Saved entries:

───

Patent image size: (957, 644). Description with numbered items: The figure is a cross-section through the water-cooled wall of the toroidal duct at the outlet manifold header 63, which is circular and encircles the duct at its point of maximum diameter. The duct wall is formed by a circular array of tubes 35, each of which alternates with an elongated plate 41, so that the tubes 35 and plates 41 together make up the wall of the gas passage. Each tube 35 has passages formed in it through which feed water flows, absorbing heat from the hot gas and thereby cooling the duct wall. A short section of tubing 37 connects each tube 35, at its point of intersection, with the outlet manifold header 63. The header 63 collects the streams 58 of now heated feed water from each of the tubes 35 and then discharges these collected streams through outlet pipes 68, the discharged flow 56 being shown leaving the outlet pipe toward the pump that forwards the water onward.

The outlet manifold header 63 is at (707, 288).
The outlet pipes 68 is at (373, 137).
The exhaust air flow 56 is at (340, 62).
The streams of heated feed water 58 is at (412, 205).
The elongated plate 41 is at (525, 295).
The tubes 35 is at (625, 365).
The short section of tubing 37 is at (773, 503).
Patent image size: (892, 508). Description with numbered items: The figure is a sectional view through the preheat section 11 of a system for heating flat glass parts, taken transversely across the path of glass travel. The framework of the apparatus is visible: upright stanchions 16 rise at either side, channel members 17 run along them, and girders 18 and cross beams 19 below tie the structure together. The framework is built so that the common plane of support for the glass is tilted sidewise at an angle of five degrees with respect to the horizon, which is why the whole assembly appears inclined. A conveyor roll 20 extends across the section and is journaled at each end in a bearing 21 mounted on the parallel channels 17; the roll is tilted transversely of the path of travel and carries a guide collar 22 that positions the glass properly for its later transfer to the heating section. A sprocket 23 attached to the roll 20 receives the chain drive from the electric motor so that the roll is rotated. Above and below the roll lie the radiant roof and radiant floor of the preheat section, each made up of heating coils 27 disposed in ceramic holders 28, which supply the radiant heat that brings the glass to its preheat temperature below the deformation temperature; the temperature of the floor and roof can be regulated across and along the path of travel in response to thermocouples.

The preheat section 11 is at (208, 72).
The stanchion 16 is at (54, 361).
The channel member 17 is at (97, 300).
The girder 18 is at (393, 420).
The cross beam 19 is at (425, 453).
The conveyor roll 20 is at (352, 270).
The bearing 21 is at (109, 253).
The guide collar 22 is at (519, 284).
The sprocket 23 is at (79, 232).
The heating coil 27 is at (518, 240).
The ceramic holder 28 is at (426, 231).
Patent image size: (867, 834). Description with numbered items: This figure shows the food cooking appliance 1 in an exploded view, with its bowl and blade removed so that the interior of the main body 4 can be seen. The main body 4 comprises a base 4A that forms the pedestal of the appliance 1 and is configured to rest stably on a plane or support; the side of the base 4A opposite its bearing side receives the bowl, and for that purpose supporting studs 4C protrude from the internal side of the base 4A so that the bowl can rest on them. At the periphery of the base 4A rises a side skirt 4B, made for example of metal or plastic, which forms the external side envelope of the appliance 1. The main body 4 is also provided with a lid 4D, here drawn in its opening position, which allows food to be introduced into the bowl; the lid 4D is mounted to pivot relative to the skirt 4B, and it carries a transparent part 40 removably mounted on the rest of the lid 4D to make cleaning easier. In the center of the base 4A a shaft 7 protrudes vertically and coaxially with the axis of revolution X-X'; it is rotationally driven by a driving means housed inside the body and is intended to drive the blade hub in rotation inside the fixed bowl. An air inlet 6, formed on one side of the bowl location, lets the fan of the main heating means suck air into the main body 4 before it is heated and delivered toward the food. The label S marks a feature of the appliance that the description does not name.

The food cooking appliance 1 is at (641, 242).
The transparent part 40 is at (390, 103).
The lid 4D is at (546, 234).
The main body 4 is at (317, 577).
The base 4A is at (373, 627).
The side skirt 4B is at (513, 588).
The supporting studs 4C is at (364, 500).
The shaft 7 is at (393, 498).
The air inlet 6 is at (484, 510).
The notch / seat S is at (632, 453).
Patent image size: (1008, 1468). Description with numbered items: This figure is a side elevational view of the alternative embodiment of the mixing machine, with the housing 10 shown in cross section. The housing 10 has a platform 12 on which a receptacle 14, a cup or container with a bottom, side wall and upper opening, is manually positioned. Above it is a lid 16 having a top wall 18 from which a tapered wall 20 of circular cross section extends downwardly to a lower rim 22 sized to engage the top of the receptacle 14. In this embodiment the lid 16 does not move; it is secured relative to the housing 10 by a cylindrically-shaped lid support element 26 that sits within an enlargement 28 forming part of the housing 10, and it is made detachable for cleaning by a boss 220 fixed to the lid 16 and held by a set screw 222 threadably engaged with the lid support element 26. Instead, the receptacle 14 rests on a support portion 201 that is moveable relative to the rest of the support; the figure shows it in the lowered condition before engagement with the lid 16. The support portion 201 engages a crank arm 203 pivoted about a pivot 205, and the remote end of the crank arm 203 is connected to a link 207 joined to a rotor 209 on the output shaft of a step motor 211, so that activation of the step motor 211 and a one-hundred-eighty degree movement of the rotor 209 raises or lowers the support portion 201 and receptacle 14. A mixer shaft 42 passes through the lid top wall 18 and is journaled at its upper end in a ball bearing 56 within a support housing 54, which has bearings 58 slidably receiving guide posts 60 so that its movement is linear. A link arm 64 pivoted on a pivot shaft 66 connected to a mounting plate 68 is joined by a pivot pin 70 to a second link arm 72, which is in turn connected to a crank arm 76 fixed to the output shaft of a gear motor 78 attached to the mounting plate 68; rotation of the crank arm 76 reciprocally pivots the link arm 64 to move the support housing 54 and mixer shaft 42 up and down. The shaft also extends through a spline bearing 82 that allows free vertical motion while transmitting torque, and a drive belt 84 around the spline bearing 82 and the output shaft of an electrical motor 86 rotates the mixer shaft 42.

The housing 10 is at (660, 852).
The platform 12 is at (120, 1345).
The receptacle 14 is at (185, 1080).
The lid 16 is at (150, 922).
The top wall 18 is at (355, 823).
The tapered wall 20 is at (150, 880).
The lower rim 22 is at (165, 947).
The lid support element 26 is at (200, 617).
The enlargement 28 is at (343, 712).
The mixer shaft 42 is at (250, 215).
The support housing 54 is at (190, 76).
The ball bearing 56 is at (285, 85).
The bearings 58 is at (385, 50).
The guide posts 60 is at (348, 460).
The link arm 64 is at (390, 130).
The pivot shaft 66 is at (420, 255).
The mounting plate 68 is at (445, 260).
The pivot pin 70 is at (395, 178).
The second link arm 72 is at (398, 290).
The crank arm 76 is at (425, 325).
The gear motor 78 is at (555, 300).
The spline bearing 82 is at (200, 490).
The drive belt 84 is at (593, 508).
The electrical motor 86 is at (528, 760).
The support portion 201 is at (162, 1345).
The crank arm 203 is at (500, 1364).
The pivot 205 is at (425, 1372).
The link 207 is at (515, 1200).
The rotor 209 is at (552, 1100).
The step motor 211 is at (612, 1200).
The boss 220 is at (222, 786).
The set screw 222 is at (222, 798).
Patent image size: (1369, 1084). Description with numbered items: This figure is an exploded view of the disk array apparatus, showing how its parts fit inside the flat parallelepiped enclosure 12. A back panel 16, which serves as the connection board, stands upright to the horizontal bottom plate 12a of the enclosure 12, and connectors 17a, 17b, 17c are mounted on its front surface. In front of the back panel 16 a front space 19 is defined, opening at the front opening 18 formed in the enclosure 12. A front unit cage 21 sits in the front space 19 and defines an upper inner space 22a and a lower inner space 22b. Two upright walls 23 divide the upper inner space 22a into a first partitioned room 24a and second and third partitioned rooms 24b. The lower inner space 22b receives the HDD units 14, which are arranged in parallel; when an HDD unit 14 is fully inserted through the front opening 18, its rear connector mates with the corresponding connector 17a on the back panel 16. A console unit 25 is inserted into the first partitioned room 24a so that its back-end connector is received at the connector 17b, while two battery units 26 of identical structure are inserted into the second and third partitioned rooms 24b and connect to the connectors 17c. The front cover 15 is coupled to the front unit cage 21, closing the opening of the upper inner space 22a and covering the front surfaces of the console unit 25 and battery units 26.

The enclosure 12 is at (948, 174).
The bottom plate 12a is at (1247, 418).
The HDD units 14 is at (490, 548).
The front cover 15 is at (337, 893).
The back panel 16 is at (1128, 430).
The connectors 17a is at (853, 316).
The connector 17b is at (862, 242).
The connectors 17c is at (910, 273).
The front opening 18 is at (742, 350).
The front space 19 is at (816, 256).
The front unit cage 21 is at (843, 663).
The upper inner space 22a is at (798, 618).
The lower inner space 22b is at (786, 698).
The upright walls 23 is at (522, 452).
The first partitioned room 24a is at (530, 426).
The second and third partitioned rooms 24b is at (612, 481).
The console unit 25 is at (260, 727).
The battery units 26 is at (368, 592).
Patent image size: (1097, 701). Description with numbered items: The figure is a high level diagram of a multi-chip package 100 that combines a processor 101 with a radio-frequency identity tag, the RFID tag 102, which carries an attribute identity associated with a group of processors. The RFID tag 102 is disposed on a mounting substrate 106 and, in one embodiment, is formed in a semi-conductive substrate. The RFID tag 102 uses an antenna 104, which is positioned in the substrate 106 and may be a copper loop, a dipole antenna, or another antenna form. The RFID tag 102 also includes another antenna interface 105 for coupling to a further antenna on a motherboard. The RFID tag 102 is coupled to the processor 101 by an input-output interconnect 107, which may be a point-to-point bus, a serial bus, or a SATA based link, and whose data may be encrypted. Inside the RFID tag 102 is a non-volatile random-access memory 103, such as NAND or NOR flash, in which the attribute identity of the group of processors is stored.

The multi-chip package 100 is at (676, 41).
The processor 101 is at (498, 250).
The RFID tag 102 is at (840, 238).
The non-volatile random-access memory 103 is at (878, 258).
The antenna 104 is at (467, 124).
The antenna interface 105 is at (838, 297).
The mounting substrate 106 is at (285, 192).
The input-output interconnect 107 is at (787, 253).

───

What needs to be done: Convert everything from the start of the data down to the line containing "The short section", both ends included, into a Markdown table with the columns Row and Line, omitting blank lines.

Answer for the task:
| Row | Line |
|---|---|
| 1 | Patent image size: (957, 644). Description with numbered items: The figure is a cross-section through the water-cooled wall of the toroidal duct at the outlet manifold header 63, which is circular and encircles the duct at its point of maximum diameter. The duct wall is formed by a circular array of tubes 35, each of which alternates with an elongated plate 41, so that the tubes 35 and plates 41 together make up the wall of the gas passage. Each tube 35 has passages formed in it through which feed water flows, absorbing heat from the hot gas and thereby cooling the duct wall. A short section of tubing 37 connects each tube 35, at its point of intersection, with the outlet manifold header 63. The header 63 collects the streams 58 of now heated feed water from each of the tubes 35 and then discharges these collected streams through outlet pipes 68, the discharged flow 56 being shown leaving the outlet pipe toward the pump that forwards the water onward. |
| 2 | The outlet manifold header 63 is at (707, 288). |
| 3 | The outlet pipes 68 is at (373, 137). |
| 4 | The exhaust air flow 56 is at (340, 62). |
| 5 | The streams of heated feed water 58 is at (412, 205). |
| 6 | The elongated plate 41 is at (525, 295). |
| 7 | The tubes 35 is at (625, 365). |
| 8 | The short section of tubing 37 is at (773, 503). |